Exercise task: Collect from the data below each line with "unit".

────────────────

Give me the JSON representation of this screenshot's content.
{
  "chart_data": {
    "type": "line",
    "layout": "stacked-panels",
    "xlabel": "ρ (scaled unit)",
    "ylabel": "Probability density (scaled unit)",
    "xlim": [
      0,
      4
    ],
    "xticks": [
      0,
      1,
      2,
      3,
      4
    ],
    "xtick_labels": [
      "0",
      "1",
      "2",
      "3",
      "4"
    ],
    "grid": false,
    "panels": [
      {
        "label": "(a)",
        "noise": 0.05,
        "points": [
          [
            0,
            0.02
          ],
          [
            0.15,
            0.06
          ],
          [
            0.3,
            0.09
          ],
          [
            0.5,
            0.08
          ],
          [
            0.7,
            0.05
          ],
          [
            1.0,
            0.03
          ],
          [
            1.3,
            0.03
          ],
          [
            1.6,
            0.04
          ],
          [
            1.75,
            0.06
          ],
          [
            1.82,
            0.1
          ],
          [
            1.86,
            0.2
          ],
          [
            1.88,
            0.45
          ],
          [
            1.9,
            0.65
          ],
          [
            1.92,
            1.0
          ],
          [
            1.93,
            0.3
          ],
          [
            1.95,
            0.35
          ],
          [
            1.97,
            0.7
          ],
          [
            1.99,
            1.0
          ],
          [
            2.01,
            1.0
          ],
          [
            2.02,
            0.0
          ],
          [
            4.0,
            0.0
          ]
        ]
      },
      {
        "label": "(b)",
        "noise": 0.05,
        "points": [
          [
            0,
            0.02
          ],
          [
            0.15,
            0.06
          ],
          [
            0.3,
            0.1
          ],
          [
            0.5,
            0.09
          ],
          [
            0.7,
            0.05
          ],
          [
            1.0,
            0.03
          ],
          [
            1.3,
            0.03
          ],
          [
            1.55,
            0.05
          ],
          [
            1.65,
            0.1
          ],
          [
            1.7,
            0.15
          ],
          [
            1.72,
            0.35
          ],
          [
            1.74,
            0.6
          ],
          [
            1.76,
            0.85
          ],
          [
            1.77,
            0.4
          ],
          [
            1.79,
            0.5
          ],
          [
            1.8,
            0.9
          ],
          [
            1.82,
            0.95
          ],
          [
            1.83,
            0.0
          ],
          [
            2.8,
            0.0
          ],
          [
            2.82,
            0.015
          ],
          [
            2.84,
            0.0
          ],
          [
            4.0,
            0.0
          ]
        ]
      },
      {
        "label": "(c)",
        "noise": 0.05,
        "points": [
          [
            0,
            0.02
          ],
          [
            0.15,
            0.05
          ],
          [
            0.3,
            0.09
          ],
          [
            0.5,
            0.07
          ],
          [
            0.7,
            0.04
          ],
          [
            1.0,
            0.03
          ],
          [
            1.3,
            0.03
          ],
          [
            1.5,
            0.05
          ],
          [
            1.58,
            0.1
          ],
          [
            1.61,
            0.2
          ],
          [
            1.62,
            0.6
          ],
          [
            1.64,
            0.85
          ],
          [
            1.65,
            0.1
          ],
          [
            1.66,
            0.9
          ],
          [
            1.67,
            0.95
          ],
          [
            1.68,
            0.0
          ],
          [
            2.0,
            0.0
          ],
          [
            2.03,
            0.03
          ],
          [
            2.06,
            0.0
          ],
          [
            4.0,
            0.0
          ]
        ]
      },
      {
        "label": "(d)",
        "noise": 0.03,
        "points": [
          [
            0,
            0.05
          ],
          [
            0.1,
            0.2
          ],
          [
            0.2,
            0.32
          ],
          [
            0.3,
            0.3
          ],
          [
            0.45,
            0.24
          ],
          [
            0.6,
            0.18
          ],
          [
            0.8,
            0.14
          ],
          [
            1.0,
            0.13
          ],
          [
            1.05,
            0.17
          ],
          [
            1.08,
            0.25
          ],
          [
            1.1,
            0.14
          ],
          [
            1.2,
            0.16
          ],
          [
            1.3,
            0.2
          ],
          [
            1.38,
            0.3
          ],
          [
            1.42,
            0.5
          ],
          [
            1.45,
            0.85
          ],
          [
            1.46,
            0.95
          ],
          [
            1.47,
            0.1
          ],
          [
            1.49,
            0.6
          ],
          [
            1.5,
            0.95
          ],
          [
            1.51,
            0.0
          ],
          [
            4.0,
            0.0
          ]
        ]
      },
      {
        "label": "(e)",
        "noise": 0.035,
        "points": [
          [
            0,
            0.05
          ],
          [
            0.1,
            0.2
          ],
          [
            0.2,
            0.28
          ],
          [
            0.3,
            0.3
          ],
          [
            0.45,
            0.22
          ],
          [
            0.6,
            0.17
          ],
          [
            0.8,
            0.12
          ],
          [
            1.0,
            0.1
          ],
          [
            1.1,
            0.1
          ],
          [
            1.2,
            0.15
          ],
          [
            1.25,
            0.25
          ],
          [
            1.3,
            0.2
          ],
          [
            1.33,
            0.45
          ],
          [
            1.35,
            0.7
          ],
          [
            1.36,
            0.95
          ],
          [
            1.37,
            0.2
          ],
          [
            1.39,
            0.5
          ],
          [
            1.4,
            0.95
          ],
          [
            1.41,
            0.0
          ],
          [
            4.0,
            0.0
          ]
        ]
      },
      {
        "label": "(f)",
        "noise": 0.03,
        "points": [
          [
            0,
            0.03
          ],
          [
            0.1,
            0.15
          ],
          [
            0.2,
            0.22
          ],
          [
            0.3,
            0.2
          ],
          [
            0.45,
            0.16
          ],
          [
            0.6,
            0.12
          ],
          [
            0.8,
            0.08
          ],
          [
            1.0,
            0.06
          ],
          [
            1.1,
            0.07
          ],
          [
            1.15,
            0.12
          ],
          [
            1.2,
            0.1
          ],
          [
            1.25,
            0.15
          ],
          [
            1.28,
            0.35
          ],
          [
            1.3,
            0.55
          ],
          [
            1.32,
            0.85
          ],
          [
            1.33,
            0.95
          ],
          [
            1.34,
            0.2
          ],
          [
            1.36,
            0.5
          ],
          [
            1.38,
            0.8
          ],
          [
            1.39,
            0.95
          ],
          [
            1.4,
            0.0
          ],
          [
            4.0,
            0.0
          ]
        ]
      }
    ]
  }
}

────────────────

Expected answer:
    "xlabel": "ρ (scaled unit)",
    "ylabel": "Probability density (scaled unit)",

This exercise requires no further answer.